Below is a block of records. Copy every line in it that contains the word "gmail".

═════ Records ═════

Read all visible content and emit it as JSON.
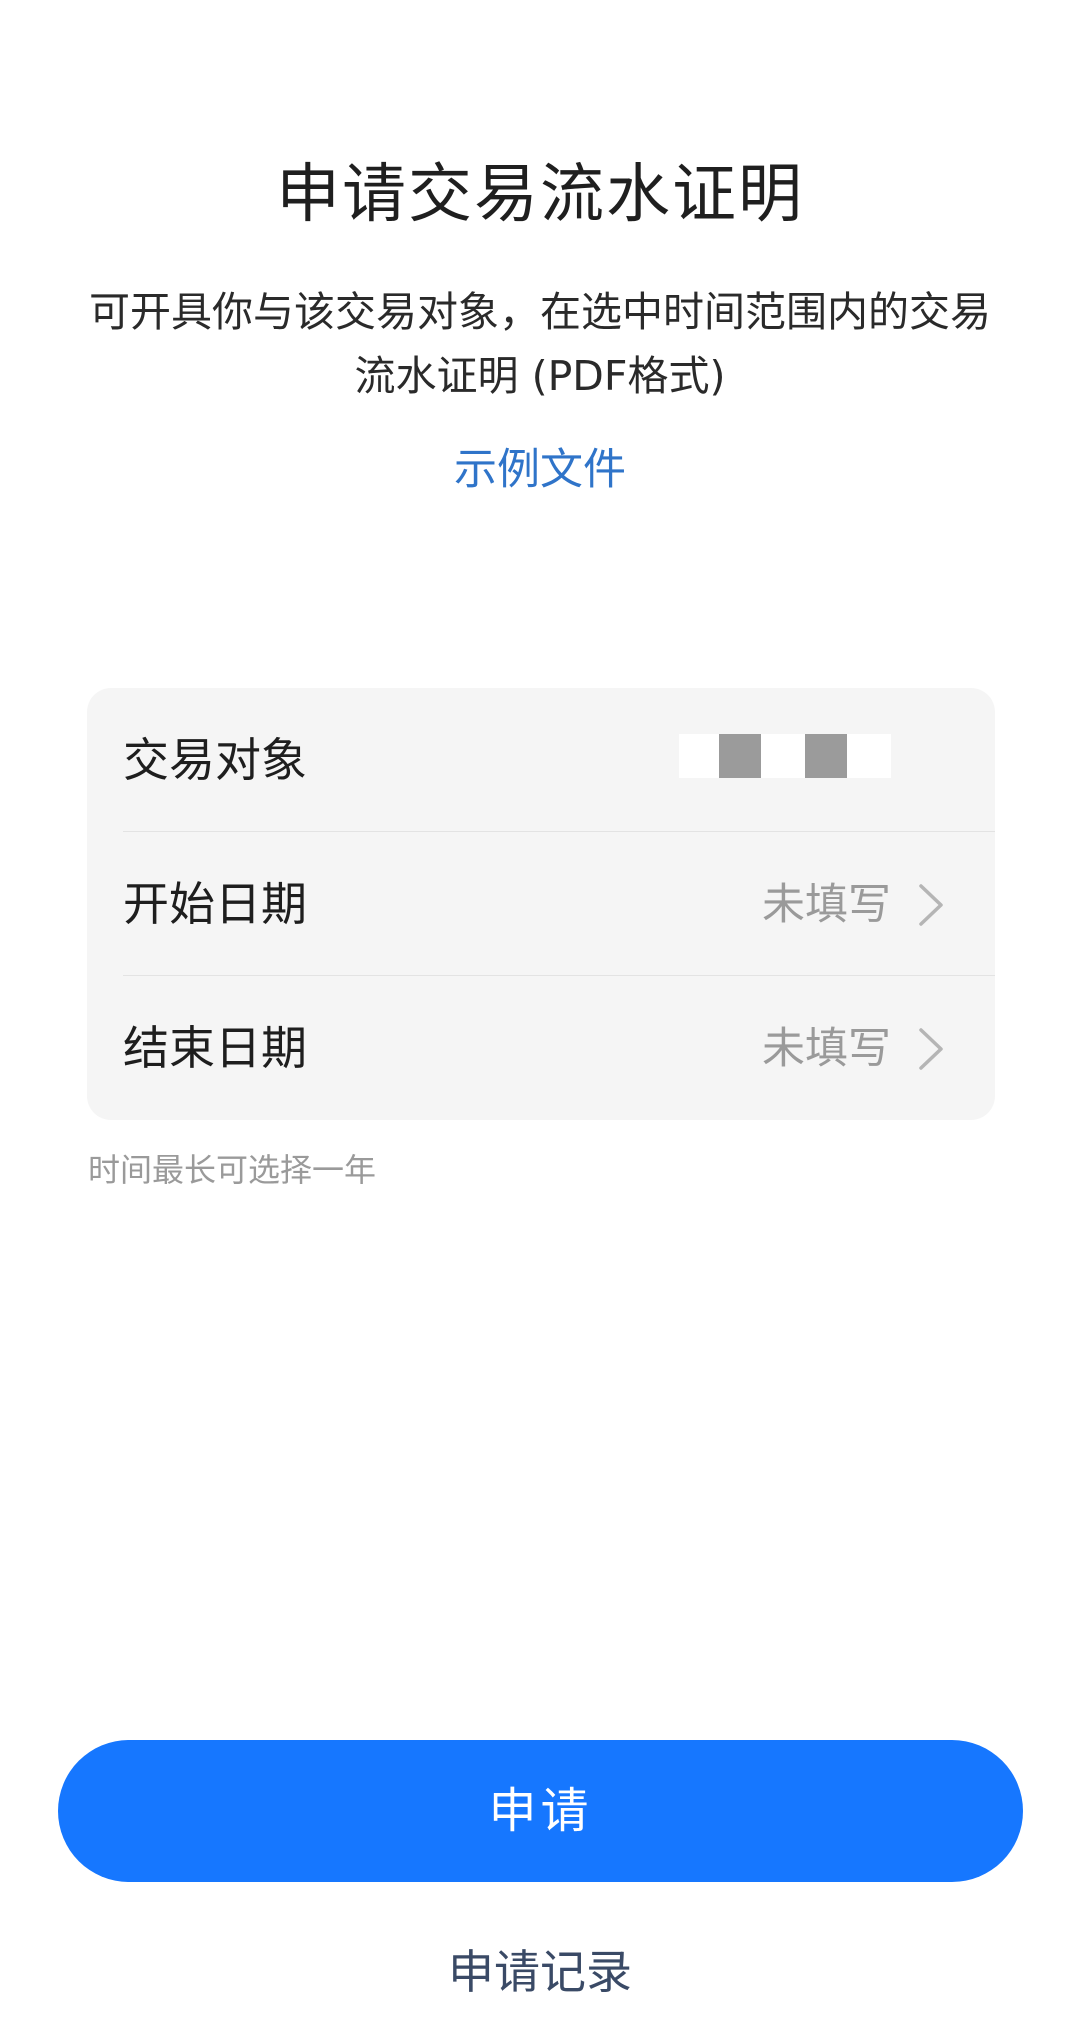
{
  "page": {
    "title": "申请交易流水证明",
    "subtitle": "可开具你与该交易对象，在选中时间范围内的交易流水证明 (PDF格式)",
    "sample_link": "示例文件"
  },
  "form": {
    "rows": [
      {
        "label": "交易对象",
        "value": ""
      },
      {
        "label": "开始日期",
        "value": "未填写",
        "icon": "chevron-right-icon"
      },
      {
        "label": "结束日期",
        "value": "未填写",
        "icon": "chevron-right-icon"
      }
    ],
    "hint": "时间最长可选择一年"
  },
  "actions": {
    "apply_label": "申请",
    "records_label": "申请记录"
  },
  "colors": {
    "primary": "#1677ff",
    "link": "#2f74c9",
    "placeholder": "#9a9a9a",
    "card_bg": "#f5f5f5"
  }
}
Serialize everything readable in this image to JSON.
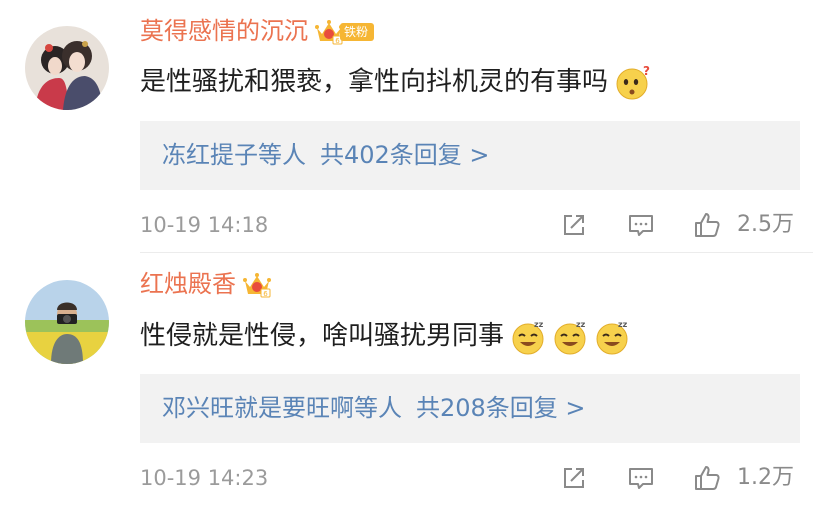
{
  "comments": [
    {
      "username": "莫得感情的沉沉",
      "fan_badge": "铁粉",
      "text": "是性骚扰和猥亵，拿性向抖机灵的有事吗",
      "emoji": [
        "thinking-emoji"
      ],
      "reply_names": "冻红提子等人",
      "reply_count": "共402条回复 >",
      "timestamp": "10-19 14:18",
      "likes": "2.5万"
    },
    {
      "username": "红烛殿香",
      "text": "性侵就是性侵，啥叫骚扰男同事",
      "emoji": [
        "sleepy-smile-emoji",
        "sleepy-smile-emoji",
        "sleepy-smile-emoji"
      ],
      "reply_names": "邓兴旺就是要旺啊等人",
      "reply_count": "共208条回复 >",
      "timestamp": "10-19 14:23",
      "likes": "1.2万"
    }
  ],
  "colors": {
    "username": "#eb7350",
    "link": "#5a84b6",
    "meta": "#9b9b9b",
    "reply_bg": "#f2f2f2",
    "badge": "#f6b634"
  }
}
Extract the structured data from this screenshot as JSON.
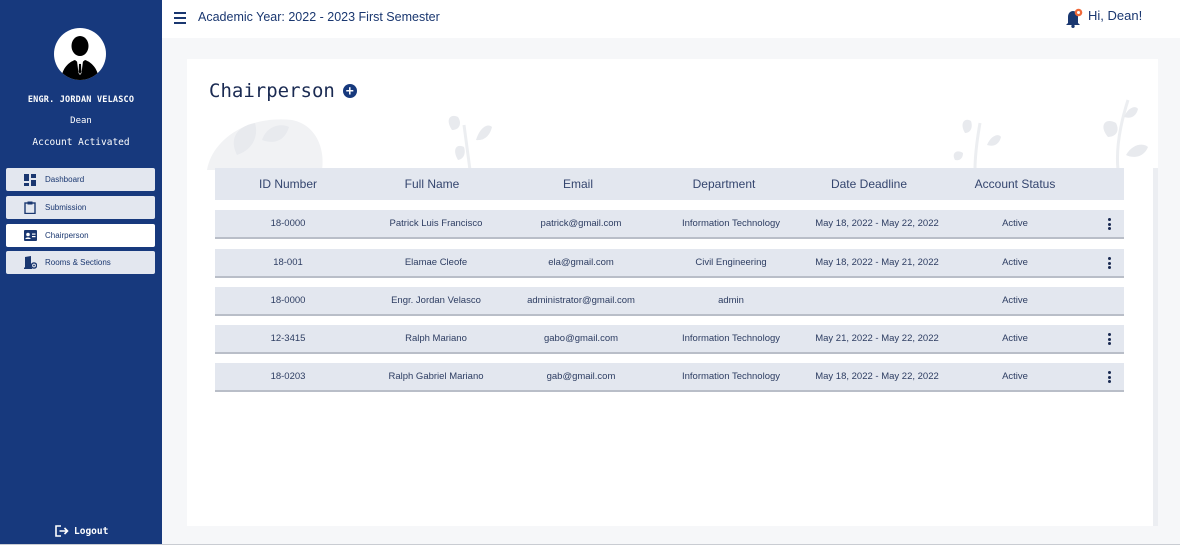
{
  "sidebar": {
    "user_name": "ENGR. JORDAN VELASCO",
    "user_role": "Dean",
    "account_status": "Account Activated",
    "nav": [
      {
        "label": "Dashboard",
        "icon": "dashboard-icon"
      },
      {
        "label": "Submission",
        "icon": "clipboard-icon"
      },
      {
        "label": "Chairperson",
        "icon": "contact-card-icon",
        "active": true
      },
      {
        "label": "Rooms & Sections",
        "icon": "room-settings-icon"
      }
    ],
    "logout_label": "Logout"
  },
  "topbar": {
    "academic_year": "Academic Year: 2022 - 2023 First Semester",
    "greeting": "Hi, Dean!"
  },
  "page": {
    "title": "Chairperson"
  },
  "table": {
    "headers": [
      "ID Number",
      "Full Name",
      "Email",
      "Department",
      "Date Deadline",
      "Account Status"
    ],
    "rows": [
      {
        "id": "18-0000",
        "name": "Patrick Luis Francisco",
        "email": "patrick@gmail.com",
        "department": "Information Technology",
        "deadline": "May 18, 2022 - May 22, 2022",
        "status": "Active",
        "has_menu": true
      },
      {
        "id": "18-001",
        "name": "Elamae Cleofe",
        "email": "ela@gmail.com",
        "department": "Civil Engineering",
        "deadline": "May 18, 2022 - May 21, 2022",
        "status": "Active",
        "has_menu": true
      },
      {
        "id": "18-0000",
        "name": "Engr. Jordan Velasco",
        "email": "administrator@gmail.com",
        "department": "admin",
        "deadline": "",
        "status": "Active",
        "has_menu": false
      },
      {
        "id": "12-3415",
        "name": "Ralph Mariano",
        "email": "gabo@gmail.com",
        "department": "Information Technology",
        "deadline": "May 21, 2022 - May 22, 2022",
        "status": "Active",
        "has_menu": true
      },
      {
        "id": "18-0203",
        "name": "Ralph Gabriel Mariano",
        "email": "gab@gmail.com",
        "department": "Information Technology",
        "deadline": "May 18, 2022 - May 22, 2022",
        "status": "Active",
        "has_menu": true
      }
    ]
  },
  "colors": {
    "sidebar": "#17397d",
    "accent": "#1a3770",
    "row_background": "#e3e7ef",
    "notification": "#f06a3a"
  }
}
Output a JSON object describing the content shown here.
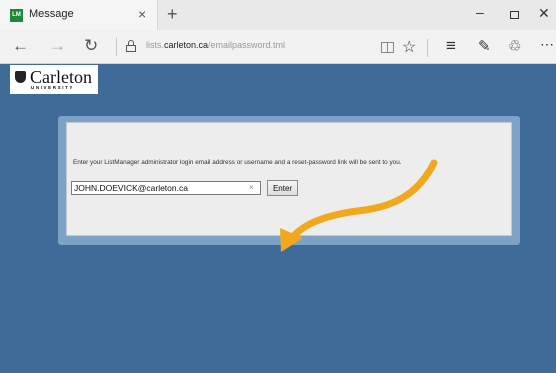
{
  "browser": {
    "tab_title": "Message",
    "favicon_text": "LM",
    "tab_close": "×",
    "new_tab": "+",
    "window_min": "–",
    "window_close": "✕",
    "nav_back": "←",
    "nav_forward": "→",
    "nav_refresh": "↻",
    "url_prefix": "lists.",
    "url_domain": "carleton.ca",
    "url_path": "/emailpassword.tml",
    "favorite_icon": "☆",
    "hub_icon": "≡",
    "note_icon": "✎",
    "share_icon": "♲",
    "more_icon": "⋯"
  },
  "logo": {
    "name": "Carleton",
    "subtitle": "UNIVERSITY"
  },
  "form": {
    "instruction": "Enter your ListManager administrator login email address or username and a reset-password link will be sent to you.",
    "email_value": "JOHN.DOEVICK@carleton.ca",
    "clear_icon": "×",
    "enter_label": "Enter"
  },
  "colors": {
    "page_background": "#3e6b98",
    "annotation_arrow": "#f2a81d"
  }
}
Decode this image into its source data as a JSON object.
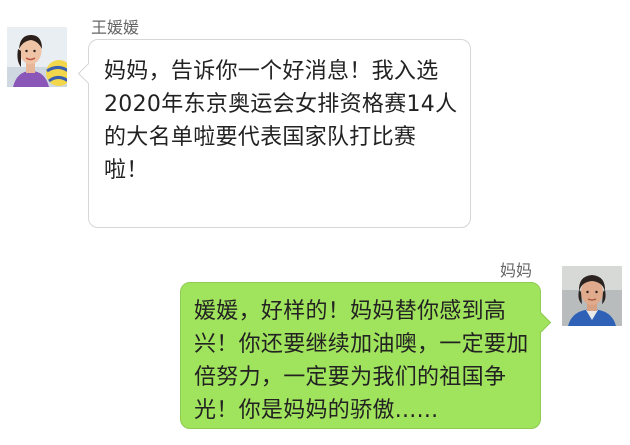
{
  "messages": [
    {
      "sender": "王媛媛",
      "side": "left",
      "avatar_icon": "girl-with-volleyball-avatar",
      "bubble_color": "#ffffff",
      "text": "妈妈，告诉你一个好消息！我入选2020年东京奥运会女排资格赛14人的大名单啦要代表国家队打比赛啦！"
    },
    {
      "sender": "妈妈",
      "side": "right",
      "avatar_icon": "woman-portrait-avatar",
      "bubble_color": "#a0e35c",
      "text": "媛媛，好样的！妈妈替你感到高兴！你还要继续加油噢，一定要加倍努力，一定要为我们的祖国争光！你是妈妈的骄傲......"
    }
  ]
}
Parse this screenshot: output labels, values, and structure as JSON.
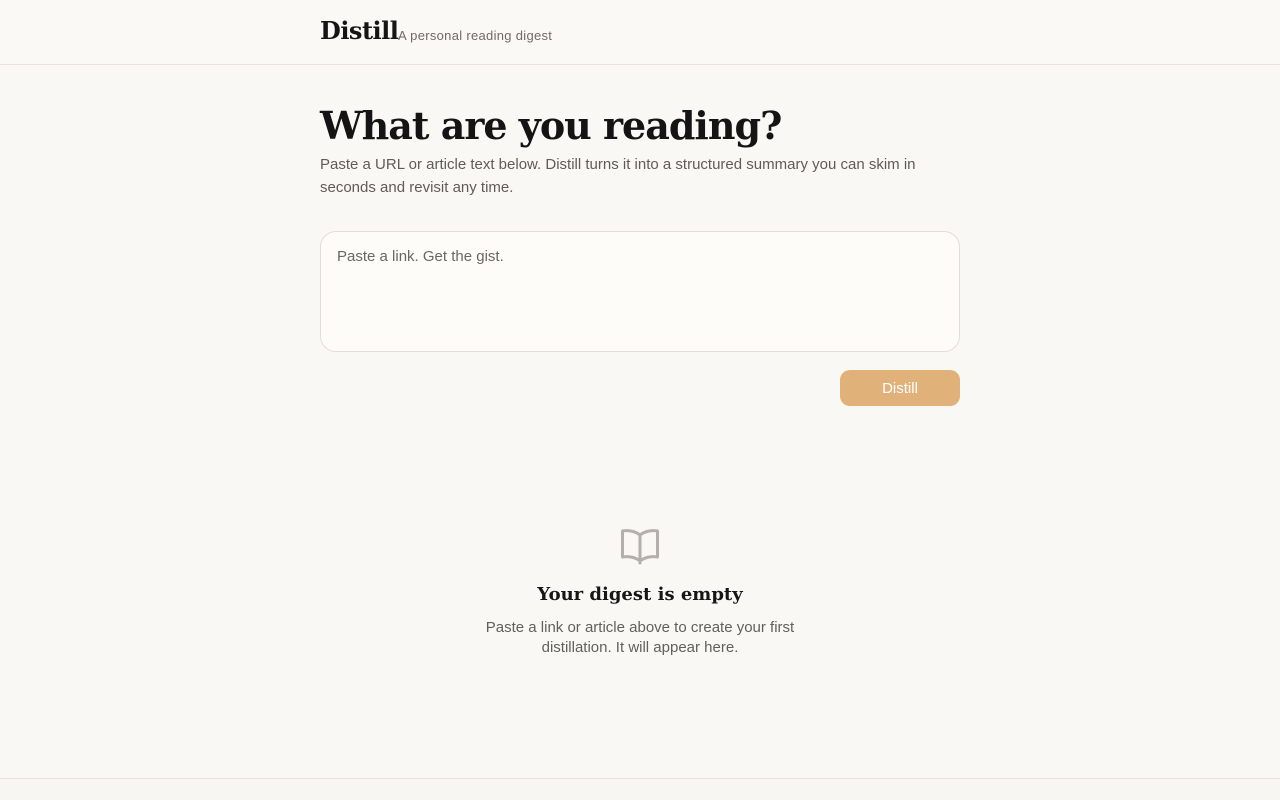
{
  "header": {
    "brand": "Distill",
    "tagline": "A personal reading digest"
  },
  "main": {
    "headline": "What are you reading?",
    "intro": "Paste a URL or article text below. Distill turns it into a structured summary you can skim in seconds and revisit any time.",
    "input": {
      "placeholder": "Paste a link. Get the gist.",
      "value": ""
    },
    "submit_label": "Distill"
  },
  "empty_state": {
    "icon": "open-book-icon",
    "title": "Your digest is empty",
    "description": "Paste a link or article above to create your first distillation. It will appear here."
  },
  "colors": {
    "background": "#faf8f4",
    "accent": "#e1b17a",
    "border": "#e2ded7"
  }
}
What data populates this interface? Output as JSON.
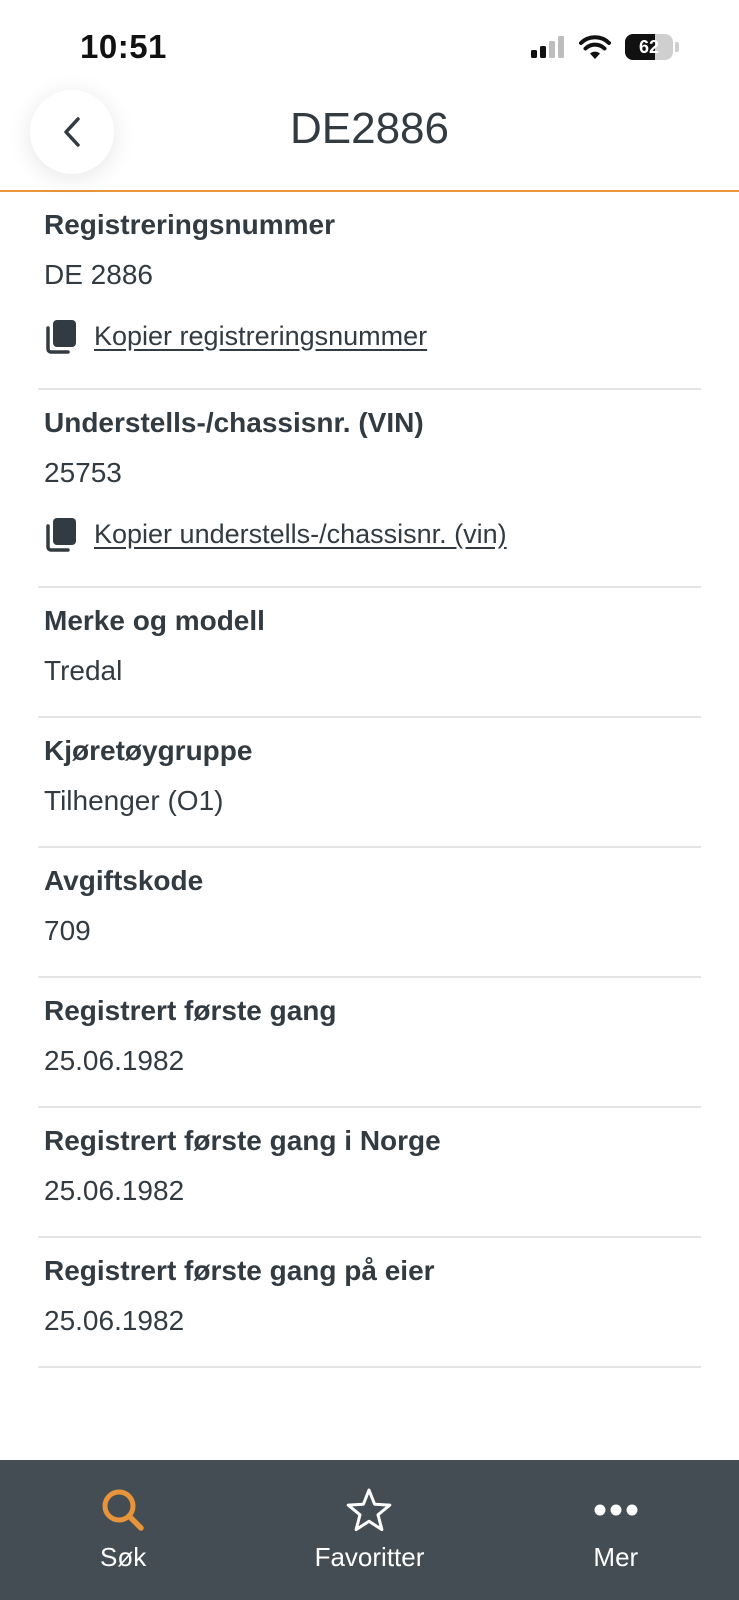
{
  "status_bar": {
    "time": "10:51",
    "battery": "62"
  },
  "header": {
    "title": "DE2886"
  },
  "fields": [
    {
      "label": "Registreringsnummer",
      "value": "DE 2886",
      "copy": "Kopier registreringsnummer"
    },
    {
      "label": "Understells-/chassisnr. (VIN)",
      "value": "25753",
      "copy": "Kopier understells-/chassisnr. (vin)"
    },
    {
      "label": "Merke og modell",
      "value": "Tredal"
    },
    {
      "label": "Kjøretøygruppe",
      "value": "Tilhenger (O1)"
    },
    {
      "label": "Avgiftskode",
      "value": "709"
    },
    {
      "label": "Registrert første gang",
      "value": "25.06.1982"
    },
    {
      "label": "Registrert første gang i Norge",
      "value": "25.06.1982"
    },
    {
      "label": "Registrert første gang på eier",
      "value": "25.06.1982"
    }
  ],
  "tabbar": {
    "items": [
      {
        "label": "Søk",
        "icon": "search-icon",
        "active": true
      },
      {
        "label": "Favoritter",
        "icon": "star-icon",
        "active": false
      },
      {
        "label": "Mer",
        "icon": "more-icon",
        "active": false
      }
    ]
  },
  "colors": {
    "accent": "#e8943a",
    "tabbar_bg": "#454d54",
    "text": "#333b42",
    "divider": "#e3e4e6"
  }
}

═════

Reply to the exercise:
        "email": "patrick@gmail.com",
        "email": "ela@gmail.com",
        "email": "administrator@gmail.com",
        "email": "gabo@gmail.com",
        "email": "gab@gmail.com",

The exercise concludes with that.